## Document segment
■ ■ ■ ■ ■ ■ ■
Use of Fluorinated Functionality in Enzyme Inhibitor Development: Mechanistic and Analytical Advantages

Authors

David B. Berkowitz, University of Nebraska - LincolnFollow
Kannan R. Karukurichi, University of Nebraska - Lincoln
Roberto de la Salud-Bea, University of Nebraska - Lincoln
David L. Nelson, University of Nebraska - Lincoln
Christopher D. McCune, University of Nebraska-LincolnFollow

Date of this Version

9-2008

Citation

J Fluor Chem. 2008 September ; 129(9): 731–742. doi:10.1016/j.jfluchem.2008.05.016.

Comments

Copyright 2008. Used by permission.
■ ■ ■ ■ ■ ■ ■
Page layout parsing data

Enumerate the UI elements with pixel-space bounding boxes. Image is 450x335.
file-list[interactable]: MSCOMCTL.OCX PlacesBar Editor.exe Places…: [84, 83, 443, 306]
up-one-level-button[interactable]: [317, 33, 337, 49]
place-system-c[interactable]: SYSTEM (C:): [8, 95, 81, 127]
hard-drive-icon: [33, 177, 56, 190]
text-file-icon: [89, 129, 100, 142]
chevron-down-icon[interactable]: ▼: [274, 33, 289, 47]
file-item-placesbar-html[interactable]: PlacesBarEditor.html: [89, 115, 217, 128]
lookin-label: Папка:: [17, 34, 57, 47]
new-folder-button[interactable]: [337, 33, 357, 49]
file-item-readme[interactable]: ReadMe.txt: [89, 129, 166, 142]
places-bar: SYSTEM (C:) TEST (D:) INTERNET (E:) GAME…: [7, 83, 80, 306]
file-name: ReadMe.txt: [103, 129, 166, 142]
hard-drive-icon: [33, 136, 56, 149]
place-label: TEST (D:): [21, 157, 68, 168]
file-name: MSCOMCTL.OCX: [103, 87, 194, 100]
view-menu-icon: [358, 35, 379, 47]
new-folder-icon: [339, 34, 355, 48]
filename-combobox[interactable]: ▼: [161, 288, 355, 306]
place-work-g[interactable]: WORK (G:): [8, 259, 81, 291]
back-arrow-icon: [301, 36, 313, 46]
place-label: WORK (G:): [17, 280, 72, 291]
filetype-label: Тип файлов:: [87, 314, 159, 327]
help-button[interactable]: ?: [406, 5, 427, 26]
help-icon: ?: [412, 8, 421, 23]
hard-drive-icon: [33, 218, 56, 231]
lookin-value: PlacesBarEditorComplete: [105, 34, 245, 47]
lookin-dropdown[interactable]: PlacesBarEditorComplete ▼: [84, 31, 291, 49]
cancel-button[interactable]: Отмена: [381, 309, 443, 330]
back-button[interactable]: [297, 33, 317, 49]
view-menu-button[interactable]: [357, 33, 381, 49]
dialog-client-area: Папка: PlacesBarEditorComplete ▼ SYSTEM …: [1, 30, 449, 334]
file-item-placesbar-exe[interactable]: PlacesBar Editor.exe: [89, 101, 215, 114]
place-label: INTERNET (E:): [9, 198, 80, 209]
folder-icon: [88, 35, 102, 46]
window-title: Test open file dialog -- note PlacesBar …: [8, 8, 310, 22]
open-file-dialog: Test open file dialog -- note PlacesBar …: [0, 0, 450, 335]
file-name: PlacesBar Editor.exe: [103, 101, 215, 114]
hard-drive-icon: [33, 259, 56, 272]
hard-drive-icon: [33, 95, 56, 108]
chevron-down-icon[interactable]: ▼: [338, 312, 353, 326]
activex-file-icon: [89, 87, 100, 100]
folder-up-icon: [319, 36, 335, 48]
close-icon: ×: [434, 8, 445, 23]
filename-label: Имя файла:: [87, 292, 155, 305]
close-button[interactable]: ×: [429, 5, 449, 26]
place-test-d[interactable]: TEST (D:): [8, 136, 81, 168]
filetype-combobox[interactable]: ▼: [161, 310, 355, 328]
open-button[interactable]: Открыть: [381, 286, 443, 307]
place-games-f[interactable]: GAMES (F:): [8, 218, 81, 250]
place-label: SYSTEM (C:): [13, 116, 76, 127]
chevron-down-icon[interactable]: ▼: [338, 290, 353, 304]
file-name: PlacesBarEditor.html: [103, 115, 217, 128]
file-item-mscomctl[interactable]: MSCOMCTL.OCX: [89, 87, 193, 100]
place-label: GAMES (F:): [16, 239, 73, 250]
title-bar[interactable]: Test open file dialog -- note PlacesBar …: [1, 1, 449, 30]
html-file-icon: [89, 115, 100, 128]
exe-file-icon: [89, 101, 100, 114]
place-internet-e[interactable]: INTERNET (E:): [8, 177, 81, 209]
■ ■ ■ ■ ■ ■ ■
## Things to do
1. What page range does the article listing give for this paper in the Journal of Fluorine Chemistry?
2. From the article listing, extract the stretch from "Date of this" through "Used by permission.".
None of these lines is needed here.

## List of solutions
1. Pages 731–742.

2.
Date of this Version

9-2008

Citation

J Fluor Chem. 2008 September ; 129(9): 731–742. doi:10.1016/j.jfluchem.2008.05.016.

Comments

Copyright 2008. Used by permission.